== Records ==

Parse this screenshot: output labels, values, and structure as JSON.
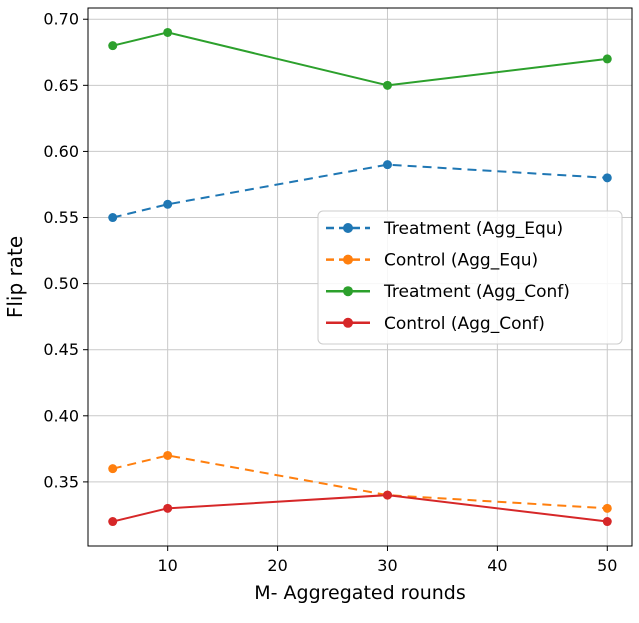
{
  "chart_data": {
    "type": "line",
    "title": "",
    "xlabel": "M- Aggregated rounds",
    "ylabel": "Flip rate",
    "x": [
      5,
      10,
      30,
      50
    ],
    "xlim": [
      2.75,
      52.25
    ],
    "ylim": [
      0.3015,
      0.7085
    ],
    "xticks": [
      10,
      20,
      30,
      40,
      50
    ],
    "yticks": [
      0.35,
      0.4,
      0.45,
      0.5,
      0.55,
      0.6,
      0.65,
      0.7
    ],
    "ytick_labels": [
      "0.35",
      "0.40",
      "0.45",
      "0.50",
      "0.55",
      "0.60",
      "0.65",
      "0.70"
    ],
    "grid": true,
    "grid_color": "#c9c9c9",
    "series": [
      {
        "name": "Treatment (Agg_Equ)",
        "color": "#1f77b4",
        "style": "dashed",
        "values": [
          0.55,
          0.56,
          0.59,
          0.58
        ]
      },
      {
        "name": "Control (Agg_Equ)",
        "color": "#ff7f0e",
        "style": "dashed",
        "values": [
          0.36,
          0.37,
          0.34,
          0.33
        ]
      },
      {
        "name": "Treatment (Agg_Conf)",
        "color": "#2ca02c",
        "style": "solid",
        "values": [
          0.68,
          0.69,
          0.65,
          0.67
        ]
      },
      {
        "name": "Control (Agg_Conf)",
        "color": "#d62728",
        "style": "solid",
        "values": [
          0.32,
          0.33,
          0.34,
          0.32
        ]
      }
    ],
    "legend": {
      "position": "center right",
      "entries": [
        "Treatment (Agg_Equ)",
        "Control (Agg_Equ)",
        "Treatment (Agg_Conf)",
        "Control (Agg_Conf)"
      ]
    }
  }
}
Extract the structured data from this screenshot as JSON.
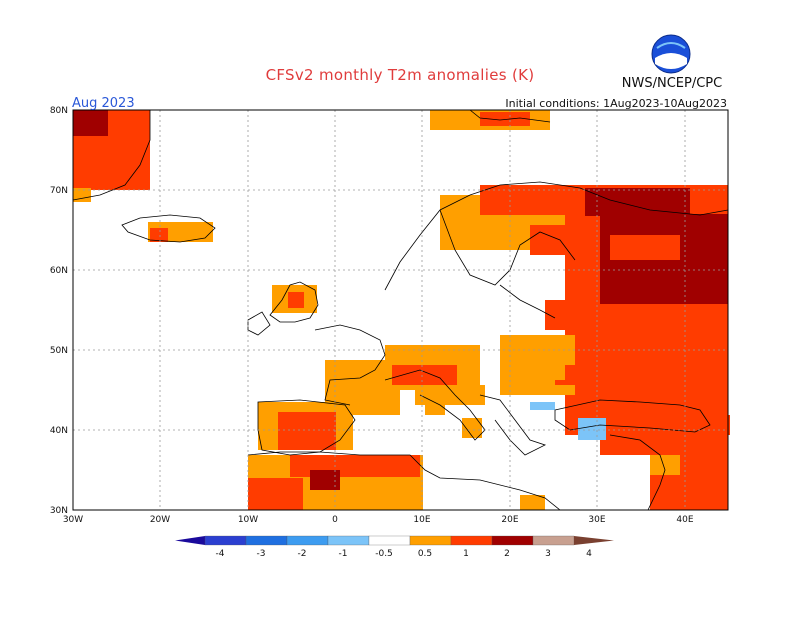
{
  "header": {
    "title": "CFSv2 monthly T2m anomalies (K)",
    "agency": "NWS/NCEP/CPC",
    "period": "Aug 2023",
    "initial_conditions": "Initial conditions: 1Aug2023-10Aug2023"
  },
  "axes": {
    "lon_labels": [
      "30W",
      "20W",
      "10W",
      "0",
      "10E",
      "20E",
      "30E",
      "40E"
    ],
    "lat_labels": [
      "80N",
      "70N",
      "60N",
      "50N",
      "40N",
      "30N"
    ]
  },
  "colorbar": {
    "labels": [
      "-4",
      "-3",
      "-2",
      "-1",
      "-0.5",
      "0.5",
      "1",
      "2",
      "3",
      "4"
    ],
    "colors": [
      "#1a0a9c",
      "#2b3fd0",
      "#1f6fe0",
      "#3d9cf0",
      "#7cc4f8",
      "#ffffff",
      "#ff9f00",
      "#ff3c00",
      "#a00000",
      "#c8a090",
      "#7a4030"
    ]
  },
  "colors": {
    "title": "#e03c3c",
    "period": "#2a58d8",
    "gridline": "#9a9a9a"
  }
}
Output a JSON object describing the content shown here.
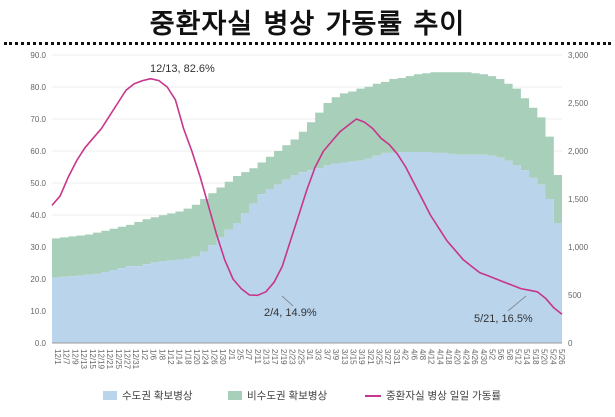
{
  "title": "중환자실 병상 가동률 추이",
  "chart_data": {
    "type": "area",
    "title": "중환자실 병상 가동률 추이",
    "left_axis": {
      "range": [
        0,
        90
      ],
      "ticks": [
        "0.0",
        "10.0",
        "20.0",
        "30.0",
        "40.0",
        "50.0",
        "60.0",
        "70.0",
        "80.0",
        "90.0"
      ]
    },
    "right_axis": {
      "range": [
        0,
        3000
      ],
      "ticks": [
        "0",
        "500",
        "1,000",
        "1,500",
        "2,000",
        "2,500",
        "3,000"
      ]
    },
    "x_tick_labels": [
      "12/1",
      "12/7",
      "12/9",
      "12/13",
      "12/15",
      "12/19",
      "12/21",
      "12/25",
      "12/27",
      "12/31",
      "1/2",
      "1/6",
      "1/8",
      "1/12",
      "1/14",
      "1/18",
      "1/20",
      "1/24",
      "1/26",
      "1/30",
      "2/1",
      "2/5",
      "2/7",
      "2/11",
      "2/13",
      "2/17",
      "2/19",
      "2/23",
      "2/25",
      "3/1",
      "3/3",
      "3/7",
      "3/9",
      "3/13",
      "3/15",
      "3/19",
      "3/21",
      "3/25",
      "3/27",
      "3/31",
      "4/2",
      "4/6",
      "4/8",
      "4/12",
      "4/14",
      "4/18",
      "4/20",
      "4/24",
      "4/26",
      "4/30",
      "5/2",
      "5/6",
      "5/8",
      "5/12",
      "5/14",
      "5/18",
      "5/20",
      "5/24",
      "5/26"
    ],
    "series": [
      {
        "name": "수도권 확보병상",
        "axis": "right",
        "color": "#bad4ec",
        "values": [
          680,
          690,
          695,
          700,
          710,
          720,
          740,
          760,
          780,
          800,
          800,
          820,
          840,
          850,
          860,
          870,
          880,
          900,
          950,
          1020,
          1100,
          1180,
          1250,
          1350,
          1450,
          1550,
          1600,
          1650,
          1700,
          1750,
          1780,
          1800,
          1820,
          1850,
          1870,
          1880,
          1890,
          1900,
          1920,
          1950,
          1980,
          1980,
          1990,
          1990,
          1990,
          1990,
          1980,
          1980,
          1970,
          1960,
          1960,
          1960,
          1960,
          1950,
          1930,
          1900,
          1850,
          1800,
          1720,
          1650,
          1500,
          1250,
          1230
        ]
      },
      {
        "name": "비수도권 확보병상",
        "axis": "right",
        "color": "#a7cfba",
        "values": [
          1090,
          1100,
          1110,
          1120,
          1130,
          1150,
          1170,
          1190,
          1210,
          1230,
          1260,
          1290,
          1310,
          1330,
          1350,
          1370,
          1400,
          1440,
          1500,
          1560,
          1620,
          1680,
          1740,
          1780,
          1820,
          1880,
          1940,
          2000,
          2060,
          2120,
          2200,
          2300,
          2400,
          2500,
          2560,
          2600,
          2620,
          2650,
          2670,
          2700,
          2720,
          2750,
          2760,
          2780,
          2800,
          2810,
          2820,
          2820,
          2820,
          2820,
          2820,
          2810,
          2800,
          2780,
          2750,
          2700,
          2650,
          2550,
          2450,
          2350,
          2150,
          1750,
          1700
        ]
      },
      {
        "name": "중환자실 병상 일일 가동률",
        "axis": "left",
        "color": "#c8358c",
        "values": [
          43,
          46,
          52,
          57,
          61,
          64,
          67,
          71,
          75,
          79,
          81,
          82,
          82.6,
          82,
          80,
          76,
          67,
          60,
          52,
          43,
          34,
          26,
          20,
          17,
          15,
          14.9,
          16,
          19,
          24,
          32,
          40,
          48,
          55,
          60,
          63,
          66,
          68,
          70,
          69,
          67,
          64,
          62,
          59,
          55,
          50,
          45,
          40,
          36,
          32,
          29,
          26,
          24,
          22,
          21,
          20,
          19,
          18,
          17,
          16.5,
          16,
          14,
          11,
          9
        ]
      }
    ],
    "annotations": [
      "12/13, 82.6%",
      "2/4, 14.9%",
      "5/21, 16.5%"
    ]
  },
  "legend": {
    "metro": "수도권 확보병상",
    "nonmetro": "비수도권 확보병상",
    "rate": "중환자실 병상 일일 가동률"
  }
}
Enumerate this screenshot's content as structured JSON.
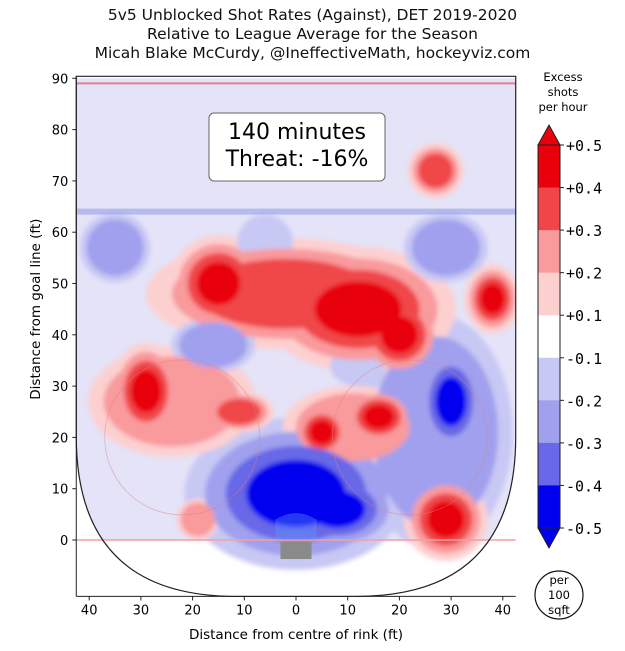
{
  "chart_data": {
    "type": "heatmap",
    "title_lines": [
      "5v5 Unblocked Shot Rates (Against), DET 2019-2020",
      "Relative to League Average for the Season",
      "Micah Blake McCurdy, @IneffectiveMath, hockeyviz.com"
    ],
    "xlabel": "Distance from centre of rink (ft)",
    "ylabel": "Distance from goal line (ft)",
    "x_ticks": [
      40,
      30,
      20,
      10,
      0,
      10,
      20,
      30,
      40
    ],
    "y_ticks": [
      0,
      10,
      20,
      30,
      40,
      50,
      60,
      70,
      80,
      90
    ],
    "xlim": [
      -42.5,
      42.5
    ],
    "ylim": [
      -11,
      90
    ],
    "annotation": {
      "line1": "140 minutes",
      "line2": "Threat: -16%"
    },
    "colorbar": {
      "title": [
        "Excess",
        "shots",
        "per hour"
      ],
      "ticks": [
        "+0.5",
        "+0.4",
        "+0.3",
        "+0.2",
        "+0.1",
        "-0.1",
        "-0.2",
        "-0.3",
        "-0.4",
        "-0.5"
      ],
      "values": [
        0.5,
        0.4,
        0.3,
        0.2,
        0.1,
        -0.1,
        -0.2,
        -0.3,
        -0.4,
        -0.5
      ],
      "unit": [
        "per",
        "100",
        "sqft"
      ]
    },
    "colors": {
      "red_strong": "#e8000b",
      "red_mid": "#f0464a",
      "red_light": "#f99a9c",
      "red_pale": "#fdd0d0",
      "blue_pale": "#c8c8f4",
      "blue_light": "#a0a0ee",
      "blue_mid": "#6868e8",
      "blue_strong": "#0000ee"
    },
    "blobs": [
      {
        "x": 0,
        "y": 9,
        "rx": 16,
        "ry": 11,
        "value": -0.5
      },
      {
        "x": 8,
        "y": 6,
        "rx": 9,
        "ry": 6,
        "value": -0.5
      },
      {
        "x": 30,
        "y": 27,
        "rx": 5,
        "ry": 8,
        "value": -0.45
      },
      {
        "x": 27,
        "y": 21,
        "rx": 11,
        "ry": 17,
        "value": -0.25
      },
      {
        "x": -16,
        "y": 38,
        "rx": 6,
        "ry": 4,
        "value": -0.3
      },
      {
        "x": 29,
        "y": 57,
        "rx": 6,
        "ry": 5,
        "value": -0.3
      },
      {
        "x": -35,
        "y": 57,
        "rx": 5,
        "ry": 5,
        "value": -0.25
      },
      {
        "x": -6,
        "y": 58,
        "rx": 4,
        "ry": 4,
        "value": -0.2
      },
      {
        "x": 12,
        "y": 34,
        "rx": 4,
        "ry": 3,
        "value": -0.2
      },
      {
        "x": -2,
        "y": 48,
        "rx": 20,
        "ry": 8,
        "value": 0.42
      },
      {
        "x": 12,
        "y": 45,
        "rx": 14,
        "ry": 9,
        "value": 0.45
      },
      {
        "x": -15,
        "y": 50,
        "rx": 7,
        "ry": 7,
        "value": 0.45
      },
      {
        "x": -29,
        "y": 29,
        "rx": 5,
        "ry": 7,
        "value": 0.45
      },
      {
        "x": -24,
        "y": 27,
        "rx": 12,
        "ry": 8,
        "value": 0.3
      },
      {
        "x": -11,
        "y": 25,
        "rx": 5,
        "ry": 3,
        "value": 0.4
      },
      {
        "x": 16,
        "y": 24,
        "rx": 5,
        "ry": 4,
        "value": 0.45
      },
      {
        "x": 5,
        "y": 21,
        "rx": 4,
        "ry": 4,
        "value": 0.45
      },
      {
        "x": 11,
        "y": 22,
        "rx": 10,
        "ry": 6,
        "value": 0.3
      },
      {
        "x": 20,
        "y": 40,
        "rx": 6,
        "ry": 6,
        "value": 0.45
      },
      {
        "x": 38,
        "y": 47,
        "rx": 4,
        "ry": 5,
        "value": 0.45
      },
      {
        "x": 27,
        "y": 72,
        "rx": 4,
        "ry": 4,
        "value": 0.35
      },
      {
        "x": 29,
        "y": 4,
        "rx": 6,
        "ry": 6,
        "value": 0.5
      },
      {
        "x": -19,
        "y": 4,
        "rx": 3,
        "ry": 3,
        "value": 0.3
      }
    ]
  }
}
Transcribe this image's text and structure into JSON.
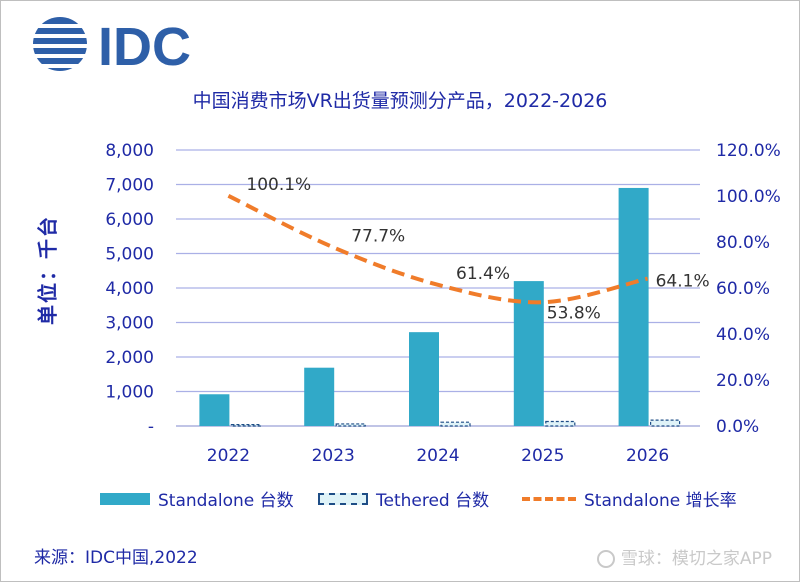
{
  "header": {
    "logo_text": "IDC"
  },
  "chart_data": {
    "type": "bar",
    "title": "中国消费市场VR出货量预测分产品，2022-2026",
    "ylabel": "单位：千台",
    "categories": [
      "2022",
      "2023",
      "2024",
      "2025",
      "2026"
    ],
    "series": [
      {
        "name": "Standalone 台数",
        "type": "bar",
        "axis": "left",
        "color": "#31a9c8",
        "values": [
          920,
          1690,
          2720,
          4200,
          6900
        ]
      },
      {
        "name": "Tethered 台数",
        "type": "bar",
        "axis": "left",
        "color": "#dff3f8",
        "values": [
          40,
          60,
          110,
          130,
          170
        ]
      },
      {
        "name": "Standalone 增长率",
        "type": "line",
        "axis": "right",
        "color": "#f07c2a",
        "values": [
          100.1,
          77.7,
          61.4,
          53.8,
          64.1
        ],
        "labels": [
          "100.1%",
          "77.7%",
          "61.4%",
          "53.8%",
          "64.1%"
        ]
      }
    ],
    "y_left": {
      "min": 0,
      "max": 8000,
      "ticks": [
        "-",
        "1,000",
        "2,000",
        "3,000",
        "4,000",
        "5,000",
        "6,000",
        "7,000",
        "8,000"
      ]
    },
    "y_right": {
      "min": 0,
      "max": 120,
      "ticks": [
        "0.0%",
        "20.0%",
        "40.0%",
        "60.0%",
        "80.0%",
        "100.0%",
        "120.0%"
      ]
    },
    "grid": true,
    "legend_position": "bottom"
  },
  "footer": {
    "source": "来源：IDC中国,2022",
    "watermark": "雪球：模切之家APP"
  }
}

===

Brief
State only how many lines in the material include "확보병상".

Output of the exercise
4